● **TASK PROMPT**
Output every line of the listing below unchanged, leaving out the pictures.

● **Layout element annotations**
— START —

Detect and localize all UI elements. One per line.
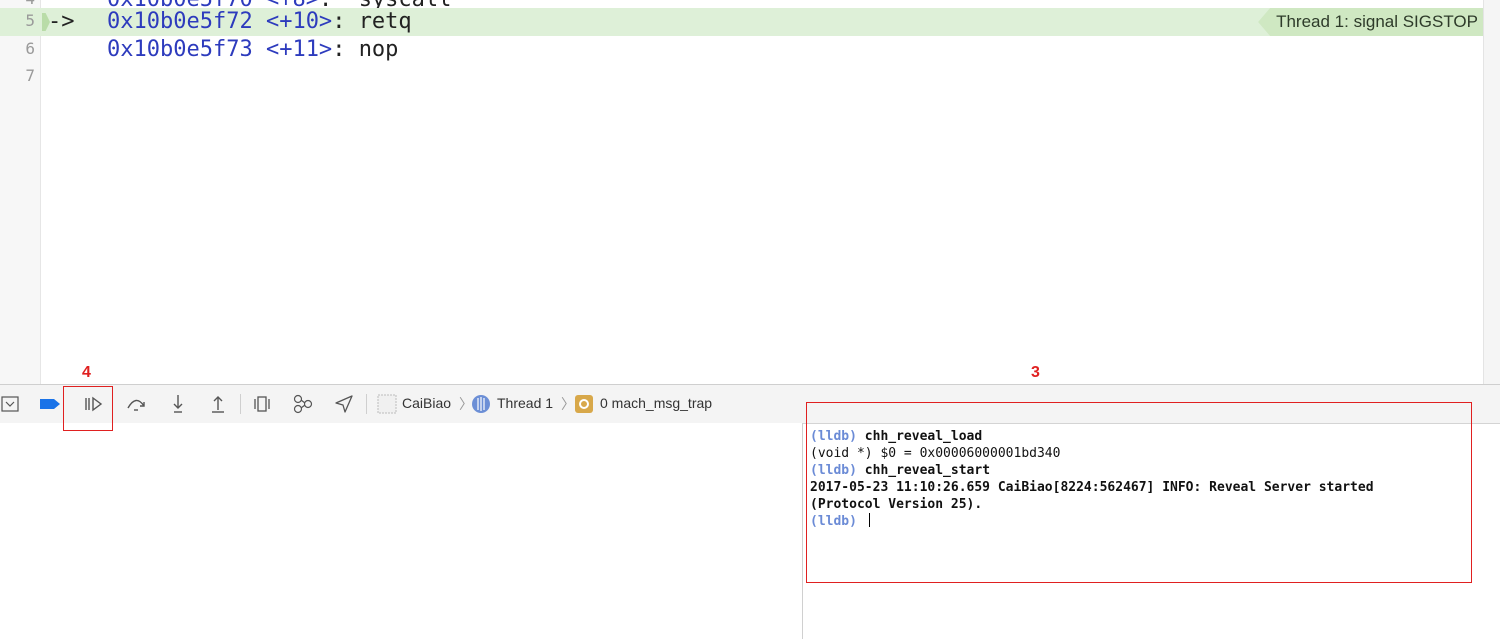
memory-graph-icon[interactable] [290, 393, 316, 415]
annotation-box-continue [63, 386, 113, 431]
code-text: 0x10b0e5f73 <+11>: nop [107, 37, 398, 62]
step-out-icon[interactable] [206, 393, 230, 415]
signal-badge: Thread 1: signal SIGSTOP [1258, 8, 1484, 36]
toolbar-separator [240, 394, 241, 414]
view-hierarchy-icon[interactable] [250, 393, 274, 415]
app-icon [376, 393, 398, 415]
frame-gear-icon [573, 393, 595, 415]
line-number: 5 [25, 11, 35, 30]
separator: : [332, 9, 359, 34]
line-number: 7 [25, 66, 35, 85]
annotation-label-continue: 4 [82, 364, 91, 381]
hide-debug-area-icon[interactable] [0, 393, 20, 415]
annotation-box-console [806, 402, 1472, 583]
line-number: 6 [25, 39, 35, 58]
instruction: retq [358, 9, 412, 34]
step-into-icon[interactable] [166, 393, 190, 415]
instruction-offset: <+11> [265, 37, 333, 62]
simulate-location-icon[interactable] [332, 393, 356, 415]
pc-arrow-text: -> [48, 9, 75, 34]
instruction-address: 0x10b0e5f72 [107, 9, 253, 34]
breadcrumb-thread[interactable]: Thread 1 [497, 395, 553, 411]
breadcrumb-frame[interactable]: 0 mach_msg_trap [600, 395, 712, 411]
pane-divider[interactable] [802, 423, 803, 639]
instruction-address: 0x10b0e5f73 [107, 37, 253, 62]
separator: : [332, 37, 359, 62]
variables-view[interactable] [0, 423, 802, 639]
disassembly-editor[interactable]: 4 0x10b0e5f70 <+8>: syscall 5 -> 0x10b0e… [0, 0, 1500, 384]
line-number: 4 [0, 0, 35, 8]
step-over-icon[interactable] [124, 393, 148, 415]
instruction: nop [358, 37, 399, 62]
thread-icon [470, 393, 492, 415]
toolbar-separator [366, 394, 367, 414]
editor-scrollbar[interactable] [1483, 0, 1500, 384]
code-line[interactable]: 6 0x10b0e5f73 <+11>: nop [0, 36, 1484, 64]
code-text: 0x10b0e5f72 <+10>: retq [107, 9, 412, 34]
code-line[interactable]: 7 [0, 63, 1484, 91]
instruction-offset: <+10> [265, 9, 333, 34]
annotation-label-console: 3 [1031, 364, 1040, 381]
breadcrumb-process[interactable]: CaiBiao [402, 395, 451, 411]
breakpoints-toggle-icon[interactable] [38, 393, 62, 415]
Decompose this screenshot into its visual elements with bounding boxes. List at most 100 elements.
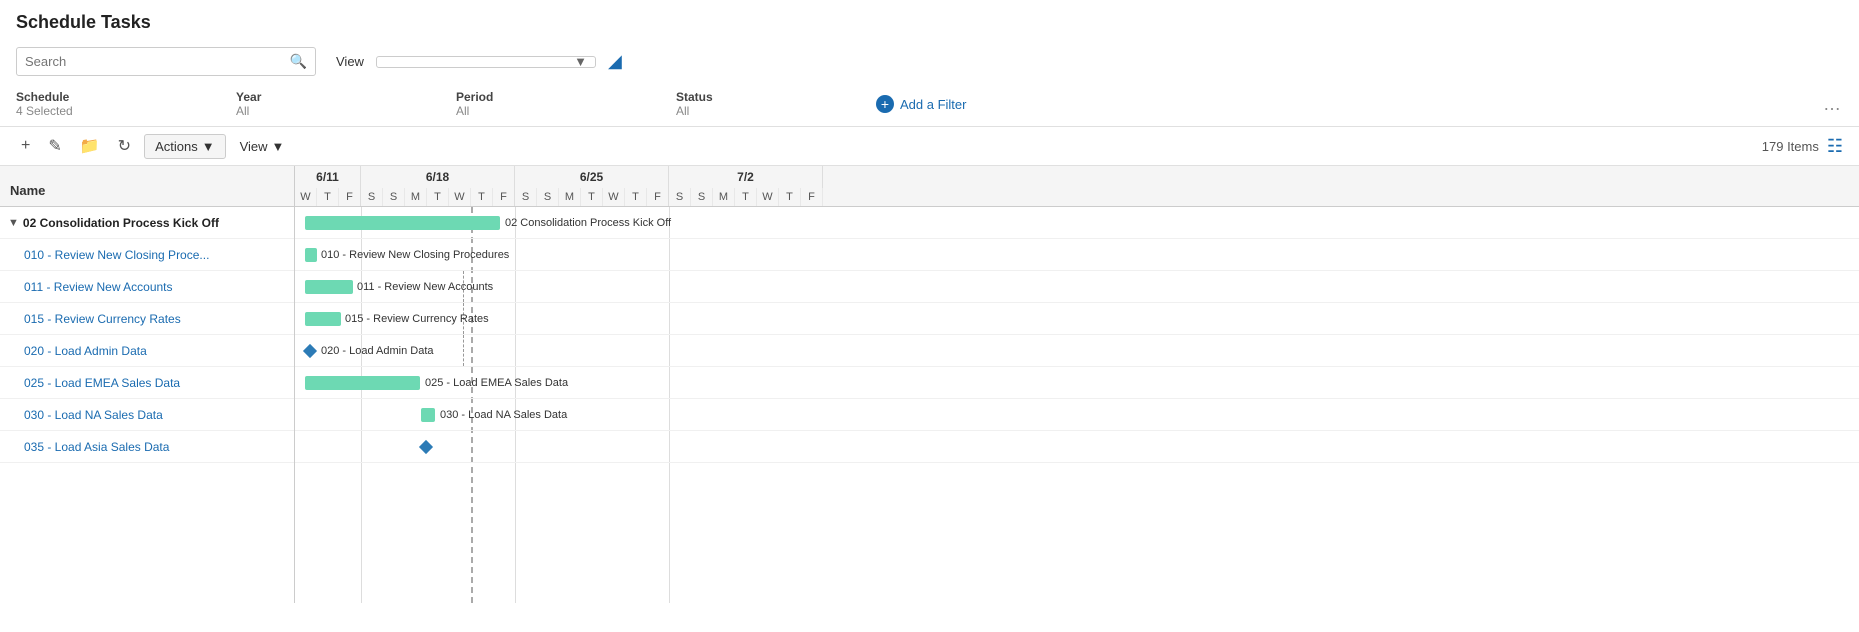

— END —

● **RESULT BELOW**
Detect and localize all UI elements. One per line.
memory-graph-icon[interactable] [290, 393, 316, 415]
annotation-box-continue [63, 386, 113, 431]
code-text: 0x10b0e5f73 <+11>: nop [107, 37, 398, 62]
step-out-icon[interactable] [206, 393, 230, 415]
signal-badge: Thread 1: signal SIGSTOP [1258, 8, 1484, 36]
toolbar-separator [240, 394, 241, 414]
view-hierarchy-icon[interactable] [250, 393, 274, 415]
app-icon [376, 393, 398, 415]
frame-gear-icon [573, 393, 595, 415]
line-number: 5 [25, 11, 35, 30]
separator: : [332, 9, 359, 34]
line-number: 7 [25, 66, 35, 85]
annotation-label-continue: 4 [82, 364, 91, 381]
hide-debug-area-icon[interactable] [0, 393, 20, 415]
annotation-box-console [806, 402, 1472, 583]
line-number: 6 [25, 39, 35, 58]
instruction: retq [358, 9, 412, 34]
step-into-icon[interactable] [166, 393, 190, 415]
instruction-offset: <+11> [265, 37, 333, 62]
simulate-location-icon[interactable] [332, 393, 356, 415]
pc-arrow-text: -> [48, 9, 75, 34]
instruction-address: 0x10b0e5f72 [107, 9, 253, 34]
breadcrumb-thread[interactable]: Thread 1 [497, 395, 553, 411]
breadcrumb-frame[interactable]: 0 mach_msg_trap [600, 395, 712, 411]
pane-divider[interactable] [802, 423, 803, 639]
instruction-address: 0x10b0e5f73 [107, 37, 253, 62]
separator: : [332, 37, 359, 62]
variables-view[interactable] [0, 423, 802, 639]
disassembly-editor[interactable]: 4 0x10b0e5f70 <+8>: syscall 5 -> 0x10b0e… [0, 0, 1500, 384]
line-number: 4 [0, 0, 35, 8]
step-over-icon[interactable] [124, 393, 148, 415]
instruction: nop [358, 37, 399, 62]
thread-icon [470, 393, 492, 415]
toolbar-separator [366, 394, 367, 414]
editor-scrollbar[interactable] [1483, 0, 1500, 384]
code-line[interactable]: 6 0x10b0e5f73 <+11>: nop [0, 36, 1484, 64]
code-text: 0x10b0e5f72 <+10>: retq [107, 9, 412, 34]
code-line[interactable]: 7 [0, 63, 1484, 91]
instruction-offset: <+10> [265, 9, 333, 34]
annotation-label-console: 3 [1031, 364, 1040, 381]
breadcrumb-process[interactable]: CaiBiao [402, 395, 451, 411]
breakpoints-toggle-icon[interactable] [38, 393, 62, 415]
Decompose this screenshot into its visual elements with bounding boxes. List at most 100 elements.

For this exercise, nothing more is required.